## DIRECTIONS
Pull every line of the entries that has the word "xlabel".
——————————
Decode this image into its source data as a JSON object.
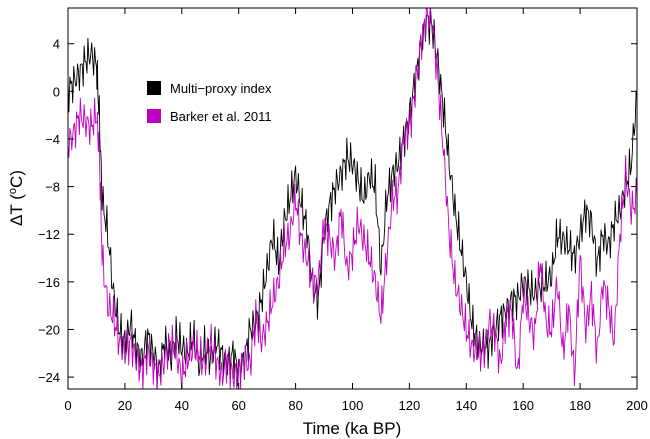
{
  "chart_data": {
    "type": "line",
    "xlabel": "Time (ka BP)",
    "ylabel_prefix": "ΔT (",
    "ylabel_sup": "o",
    "ylabel_suffix": "C)",
    "xlim": [
      0,
      200
    ],
    "ylim": [
      -25,
      7
    ],
    "xticks": [
      0,
      20,
      40,
      60,
      80,
      100,
      120,
      140,
      160,
      180,
      200
    ],
    "yticks": [
      4,
      0,
      -4,
      -8,
      -12,
      -16,
      -20,
      -24
    ],
    "ytick_labels": [
      "4",
      "0",
      "−4",
      "−8",
      "−12",
      "−16",
      "−20",
      "−24"
    ],
    "legend_position": "upper-left",
    "grid": false,
    "series": [
      {
        "name": "Multi−proxy index",
        "color": "#000000",
        "x": [
          0,
          2,
          4,
          6,
          8,
          10,
          11,
          12,
          14,
          16,
          18,
          20,
          22,
          24,
          26,
          28,
          30,
          32,
          34,
          36,
          38,
          40,
          42,
          44,
          46,
          48,
          50,
          52,
          54,
          56,
          58,
          60,
          62,
          64,
          66,
          68,
          70,
          72,
          74,
          76,
          78,
          80,
          82,
          84,
          86,
          88,
          90,
          92,
          94,
          96,
          98,
          100,
          102,
          104,
          106,
          108,
          110,
          112,
          114,
          116,
          118,
          120,
          122,
          124,
          126,
          128,
          130,
          132,
          134,
          136,
          138,
          140,
          142,
          144,
          146,
          148,
          150,
          152,
          154,
          156,
          158,
          160,
          162,
          164,
          166,
          168,
          170,
          172,
          174,
          176,
          178,
          180,
          182,
          184,
          186,
          188,
          190,
          192,
          194,
          196,
          198,
          200
        ],
        "values": [
          0,
          0.8,
          1.5,
          2.5,
          3.2,
          2.2,
          -2,
          -9,
          -12,
          -17,
          -20,
          -21,
          -19.5,
          -21.5,
          -22.5,
          -20.5,
          -22,
          -23.5,
          -21,
          -22.5,
          -20.5,
          -21.5,
          -22,
          -20.5,
          -23,
          -21.5,
          -22.5,
          -21,
          -22,
          -23,
          -22,
          -23.5,
          -22.5,
          -20,
          -19.5,
          -17.5,
          -15,
          -12,
          -14.5,
          -11,
          -9,
          -7,
          -9.5,
          -11.5,
          -16.5,
          -17.5,
          -12,
          -9.5,
          -8,
          -7,
          -5.5,
          -6,
          -7.5,
          -9,
          -7,
          -8,
          -15,
          -9,
          -7,
          -6,
          -4,
          -2,
          1,
          3.5,
          6,
          5.5,
          2.5,
          -1.5,
          -6,
          -10,
          -13,
          -16,
          -19.5,
          -21,
          -21.5,
          -21.5,
          -20,
          -19,
          -18.5,
          -17.5,
          -17.5,
          -16,
          -16.5,
          -17,
          -16.5,
          -16,
          -15.5,
          -12,
          -12.5,
          -13,
          -14,
          -12,
          -10,
          -11,
          -14.5,
          -12,
          -13,
          -11,
          -10,
          -8,
          -6,
          0
        ]
      },
      {
        "name": "Barker et al. 2011",
        "color": "#c000c0",
        "x": [
          0,
          2,
          4,
          6,
          8,
          10,
          11,
          12,
          14,
          16,
          18,
          20,
          22,
          24,
          26,
          28,
          30,
          32,
          34,
          36,
          38,
          40,
          42,
          44,
          46,
          48,
          50,
          52,
          54,
          56,
          58,
          60,
          62,
          64,
          66,
          68,
          70,
          72,
          74,
          76,
          78,
          80,
          82,
          84,
          86,
          88,
          90,
          92,
          94,
          96,
          98,
          100,
          102,
          104,
          106,
          108,
          110,
          112,
          114,
          116,
          118,
          120,
          122,
          124,
          126,
          128,
          130,
          132,
          134,
          136,
          138,
          140,
          142,
          144,
          146,
          148,
          150,
          152,
          154,
          156,
          158,
          160,
          162,
          164,
          166,
          168,
          170,
          172,
          174,
          176,
          178,
          180,
          182,
          184,
          186,
          188,
          190,
          192,
          194,
          196,
          198,
          200
        ],
        "values": [
          -4.5,
          -3.5,
          -2,
          -2.5,
          -3,
          -2,
          -5,
          -14,
          -18,
          -19,
          -21,
          -22,
          -21,
          -22.5,
          -23.5,
          -22,
          -23,
          -24,
          -22.5,
          -21,
          -22,
          -24,
          -22.5,
          -21.5,
          -22,
          -23,
          -21,
          -22.5,
          -24,
          -22.5,
          -24,
          -23.5,
          -22.5,
          -23,
          -19,
          -21,
          -19.5,
          -17.5,
          -16,
          -13,
          -12,
          -9,
          -12.5,
          -14,
          -16,
          -16,
          -11,
          -12.5,
          -14,
          -10,
          -15,
          -13.5,
          -11,
          -12.5,
          -14,
          -16,
          -19,
          -14,
          -9,
          -8.5,
          -4,
          -3,
          0,
          4,
          6.5,
          6,
          1,
          -5,
          -12,
          -16,
          -18,
          -20,
          -21.5,
          -22,
          -22,
          -19.5,
          -20,
          -23,
          -19,
          -18.5,
          -24,
          -17,
          -19,
          -20.5,
          -14,
          -19.5,
          -20,
          -16,
          -22,
          -18,
          -24,
          -14,
          -20,
          -17,
          -22,
          -16,
          -18,
          -21,
          -12,
          -7,
          -10,
          -9
        ]
      }
    ]
  }
}
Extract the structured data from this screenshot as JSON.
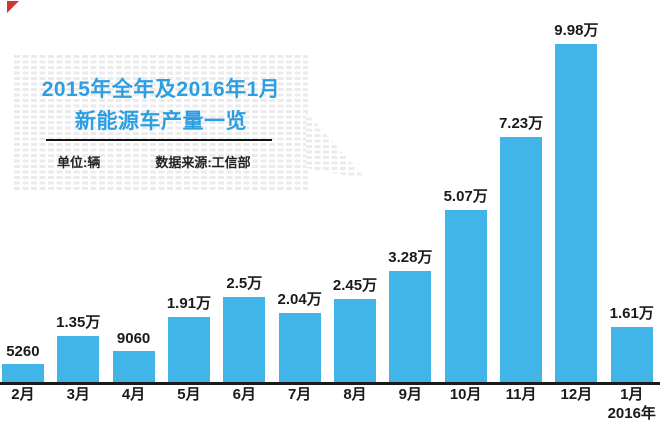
{
  "colors": {
    "bar": "#41b5e8",
    "title": "#2d9ee2",
    "text_dark": "#1a1a1a",
    "axis": "#1a1a1a",
    "corner_red": "#d23430",
    "box_dot": "#ebebeb"
  },
  "title_box": {
    "title_line1": "2015年全年及2016年1月",
    "title_line2": "新能源车产量一览",
    "unit_label": "单位:辆",
    "source_label": "数据来源:工信部"
  },
  "chart_data": {
    "type": "bar",
    "title": "2015年全年及2016年1月新能源车产量一览",
    "unit": "辆",
    "source": "工信部",
    "categories": [
      "2月",
      "3月",
      "4月",
      "5月",
      "6月",
      "7月",
      "8月",
      "9月",
      "10月",
      "11月",
      "12月",
      "1月"
    ],
    "category_sublabels": [
      "",
      "",
      "",
      "",
      "",
      "",
      "",
      "",
      "",
      "",
      "",
      "2016年"
    ],
    "values": [
      5260,
      13500,
      9060,
      19100,
      25000,
      20400,
      24500,
      32800,
      50700,
      72300,
      99800,
      16100
    ],
    "value_labels": [
      "5260",
      "1.35万",
      "9060",
      "1.91万",
      "2.5万",
      "2.04万",
      "2.45万",
      "3.28万",
      "5.07万",
      "7.23万",
      "9.98万",
      "1.61万"
    ],
    "xlabel": "",
    "ylabel": "",
    "ylim": [
      0,
      105000
    ],
    "grid": false,
    "legend": false,
    "bar_color": "#41b5e8"
  }
}
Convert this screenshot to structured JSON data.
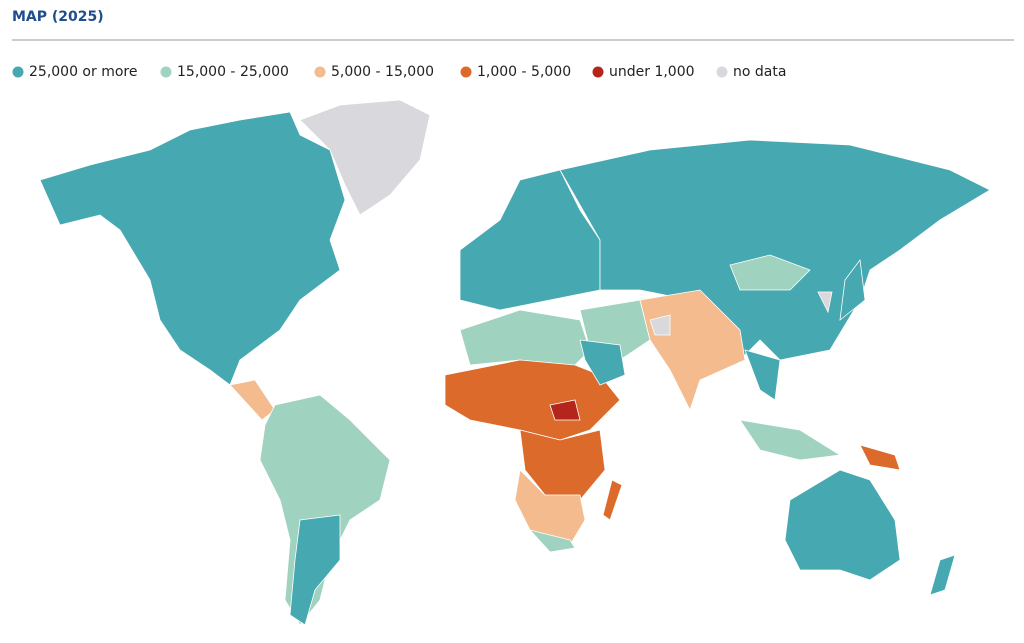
{
  "header": {
    "title": "MAP (2025)"
  },
  "legend": {
    "items": [
      {
        "label": "25,000 or more",
        "color": "#46a8b0"
      },
      {
        "label": "15,000 - 25,000",
        "color": "#9fd3bf"
      },
      {
        "label": "5,000 - 15,000",
        "color": "#f3bb8e"
      },
      {
        "label": "1,000 - 5,000",
        "color": "#dc6b2b"
      },
      {
        "label": "under 1,000",
        "color": "#b4261c"
      },
      {
        "label": "no data",
        "color": "#d8d8dd"
      }
    ]
  }
}
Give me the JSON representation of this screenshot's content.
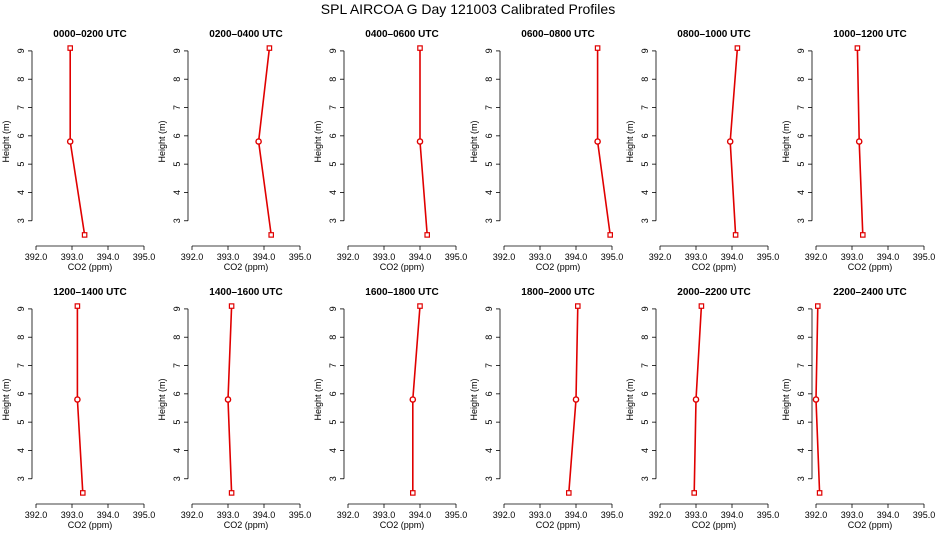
{
  "title": "SPL AIRCOA G  Day 121003  Calibrated Profiles",
  "chart_data": {
    "type": "line",
    "xlabel": "CO2 (ppm)",
    "ylabel": "Height (m)",
    "xlim": [
      392.0,
      395.0
    ],
    "ylim": [
      2.25,
      9.35
    ],
    "x_ticks": [
      "392.0",
      "393.0",
      "394.0",
      "395.0"
    ],
    "y_ticks": [
      "3",
      "4",
      "5",
      "6",
      "7",
      "8",
      "9"
    ],
    "colors": {
      "line": "#e00000",
      "axis": "#000000"
    },
    "panels": [
      {
        "title": "0000–0200 UTC",
        "heights": [
          2.5,
          5.8,
          9.1
        ],
        "co2": [
          393.35,
          392.95,
          392.95
        ]
      },
      {
        "title": "0200–0400 UTC",
        "heights": [
          2.5,
          5.8,
          9.1
        ],
        "co2": [
          394.2,
          393.85,
          394.15
        ]
      },
      {
        "title": "0400–0600 UTC",
        "heights": [
          2.5,
          5.8,
          9.1
        ],
        "co2": [
          394.2,
          394.0,
          394.0
        ]
      },
      {
        "title": "0600–0800 UTC",
        "heights": [
          2.5,
          5.8,
          9.1
        ],
        "co2": [
          394.95,
          394.6,
          394.6
        ]
      },
      {
        "title": "0800–1000 UTC",
        "heights": [
          2.5,
          5.8,
          9.1
        ],
        "co2": [
          394.1,
          393.95,
          394.15
        ]
      },
      {
        "title": "1000–1200 UTC",
        "heights": [
          2.5,
          5.8,
          9.1
        ],
        "co2": [
          393.3,
          393.2,
          393.15
        ]
      },
      {
        "title": "1200–1400 UTC",
        "heights": [
          2.5,
          5.8,
          9.1
        ],
        "co2": [
          393.3,
          393.15,
          393.15
        ]
      },
      {
        "title": "1400–1600 UTC",
        "heights": [
          2.5,
          5.8,
          9.1
        ],
        "co2": [
          393.1,
          393.0,
          393.1
        ]
      },
      {
        "title": "1600–1800 UTC",
        "heights": [
          2.5,
          5.8,
          9.1
        ],
        "co2": [
          393.8,
          393.8,
          394.0
        ]
      },
      {
        "title": "1800–2000 UTC",
        "heights": [
          2.5,
          5.8,
          9.1
        ],
        "co2": [
          393.8,
          394.0,
          394.05
        ]
      },
      {
        "title": "2000–2200 UTC",
        "heights": [
          2.5,
          5.8,
          9.1
        ],
        "co2": [
          392.95,
          393.0,
          393.15
        ]
      },
      {
        "title": "2200–2400 UTC",
        "heights": [
          2.5,
          5.8,
          9.1
        ],
        "co2": [
          392.1,
          392.0,
          392.05
        ]
      }
    ]
  }
}
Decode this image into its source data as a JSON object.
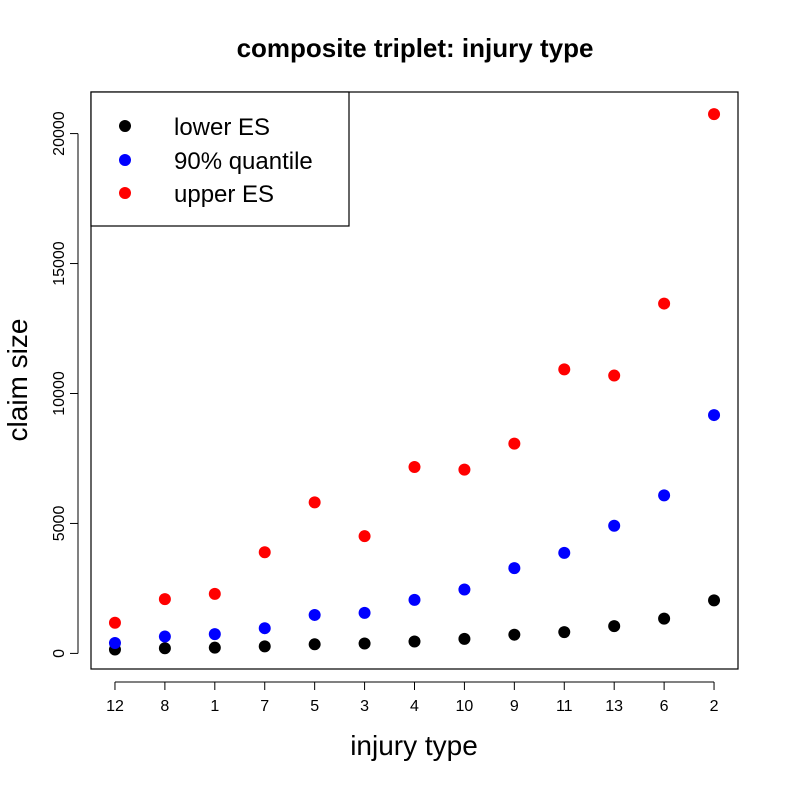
{
  "chart_data": {
    "type": "scatter",
    "title": "composite triplet: injury type",
    "xlabel": "injury type",
    "ylabel": "claim size",
    "categories": [
      "12",
      "8",
      "1",
      "7",
      "5",
      "3",
      "4",
      "10",
      "9",
      "11",
      "13",
      "6",
      "2"
    ],
    "ylim": [
      -600,
      21600
    ],
    "yticks": [
      0,
      5000,
      10000,
      15000,
      20000
    ],
    "grid": false,
    "legend_position": "top-left",
    "series": [
      {
        "name": "lower ES",
        "color": "#000000",
        "values": [
          150,
          200,
          220,
          270,
          350,
          380,
          460,
          560,
          720,
          820,
          1050,
          1340,
          2040
        ]
      },
      {
        "name": "90% quantile",
        "color": "#0000ff",
        "values": [
          400,
          650,
          740,
          970,
          1480,
          1560,
          2060,
          2460,
          3280,
          3870,
          4910,
          6080,
          9170
        ]
      },
      {
        "name": "upper ES",
        "color": "#ff0000",
        "values": [
          1180,
          2090,
          2290,
          3890,
          5810,
          4510,
          7170,
          7070,
          8070,
          10930,
          10690,
          13460,
          20750
        ]
      }
    ]
  }
}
——————————
## ANSWER BELOW
    "xlabel": "Time (ka BP)",
    "xlabel": "",
    "xlabel": "CO2 (ppm)",
    "xlabel": "injury type",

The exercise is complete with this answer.